- TASK OBJECTIVE
Would you copy out the whole listing exactly as given?

- EXERCISE INPUTS
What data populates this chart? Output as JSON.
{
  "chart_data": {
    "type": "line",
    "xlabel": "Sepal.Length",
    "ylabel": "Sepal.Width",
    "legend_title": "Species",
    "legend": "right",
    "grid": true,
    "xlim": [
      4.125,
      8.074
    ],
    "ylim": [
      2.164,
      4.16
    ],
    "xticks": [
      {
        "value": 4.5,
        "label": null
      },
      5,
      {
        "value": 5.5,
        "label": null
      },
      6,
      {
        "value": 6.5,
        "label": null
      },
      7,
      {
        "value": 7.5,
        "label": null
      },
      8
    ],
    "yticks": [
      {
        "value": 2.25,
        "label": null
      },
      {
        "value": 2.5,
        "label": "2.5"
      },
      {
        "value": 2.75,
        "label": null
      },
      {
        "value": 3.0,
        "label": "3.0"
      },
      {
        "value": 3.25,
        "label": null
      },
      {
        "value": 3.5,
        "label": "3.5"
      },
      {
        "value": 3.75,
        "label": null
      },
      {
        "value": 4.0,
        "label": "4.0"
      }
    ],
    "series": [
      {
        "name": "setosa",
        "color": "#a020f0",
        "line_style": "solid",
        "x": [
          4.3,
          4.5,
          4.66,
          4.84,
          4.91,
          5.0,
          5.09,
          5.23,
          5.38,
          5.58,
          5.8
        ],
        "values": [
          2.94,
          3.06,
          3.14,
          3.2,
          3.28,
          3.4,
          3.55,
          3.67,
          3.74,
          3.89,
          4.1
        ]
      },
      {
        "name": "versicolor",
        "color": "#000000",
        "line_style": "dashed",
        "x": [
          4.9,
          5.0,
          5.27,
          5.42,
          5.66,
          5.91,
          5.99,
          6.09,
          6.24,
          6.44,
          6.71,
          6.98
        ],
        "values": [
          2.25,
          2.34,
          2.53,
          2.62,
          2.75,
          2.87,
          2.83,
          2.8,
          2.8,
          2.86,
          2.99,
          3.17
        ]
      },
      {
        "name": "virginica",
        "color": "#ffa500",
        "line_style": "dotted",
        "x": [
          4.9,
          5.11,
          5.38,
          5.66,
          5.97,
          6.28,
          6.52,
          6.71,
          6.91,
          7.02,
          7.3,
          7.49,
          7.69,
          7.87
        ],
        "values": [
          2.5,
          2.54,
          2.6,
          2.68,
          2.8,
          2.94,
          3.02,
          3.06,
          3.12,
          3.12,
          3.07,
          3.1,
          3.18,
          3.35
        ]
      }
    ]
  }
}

- WORKED SOLUTION
What data populates this chart? Output as JSON.
{
  "chart_data": {
    "type": "line",
    "xlabel": "Sepal.Length",
    "ylabel": "Sepal.Width",
    "legend_title": "Species",
    "legend": "right",
    "grid": true,
    "xlim": [
      4.125,
      8.074
    ],
    "ylim": [
      2.164,
      4.16
    ],
    "xticks": [
      {
        "value": 4.5,
        "label": null
      },
      5,
      {
        "value": 5.5,
        "label": null
      },
      6,
      {
        "value": 6.5,
        "label": null
      },
      7,
      {
        "value": 7.5,
        "label": null
      },
      8
    ],
    "yticks": [
      {
        "value": 2.25,
        "label": null
      },
      {
        "value": 2.5,
        "label": "2.5"
      },
      {
        "value": 2.75,
        "label": null
      },
      {
        "value": 3.0,
        "label": "3.0"
      },
      {
        "value": 3.25,
        "label": null
      },
      {
        "value": 3.5,
        "label": "3.5"
      },
      {
        "value": 3.75,
        "label": null
      },
      {
        "value": 4.0,
        "label": "4.0"
      }
    ],
    "series": [
      {
        "name": "setosa",
        "color": "#a020f0",
        "line_style": "solid",
        "x": [
          4.3,
          4.5,
          4.66,
          4.84,
          4.91,
          5.0,
          5.09,
          5.23,
          5.38,
          5.58,
          5.8
        ],
        "values": [
          2.94,
          3.06,
          3.14,
          3.2,
          3.28,
          3.4,
          3.55,
          3.67,
          3.74,
          3.89,
          4.1
        ]
      },
      {
        "name": "versicolor",
        "color": "#000000",
        "line_style": "dashed",
        "x": [
          4.9,
          5.0,
          5.27,
          5.42,
          5.66,
          5.91,
          5.99,
          6.09,
          6.24,
          6.44,
          6.71,
          6.98
        ],
        "values": [
          2.25,
          2.34,
          2.53,
          2.62,
          2.75,
          2.87,
          2.83,
          2.8,
          2.8,
          2.86,
          2.99,
          3.17
        ]
      },
      {
        "name": "virginica",
        "color": "#ffa500",
        "line_style": "dotted",
        "x": [
          4.9,
          5.11,
          5.38,
          5.66,
          5.97,
          6.28,
          6.52,
          6.71,
          6.91,
          7.02,
          7.3,
          7.49,
          7.69,
          7.87
        ],
        "values": [
          2.5,
          2.54,
          2.6,
          2.68,
          2.8,
          2.94,
          3.02,
          3.06,
          3.12,
          3.12,
          3.07,
          3.1,
          3.18,
          3.35
        ]
      }
    ]
  }
}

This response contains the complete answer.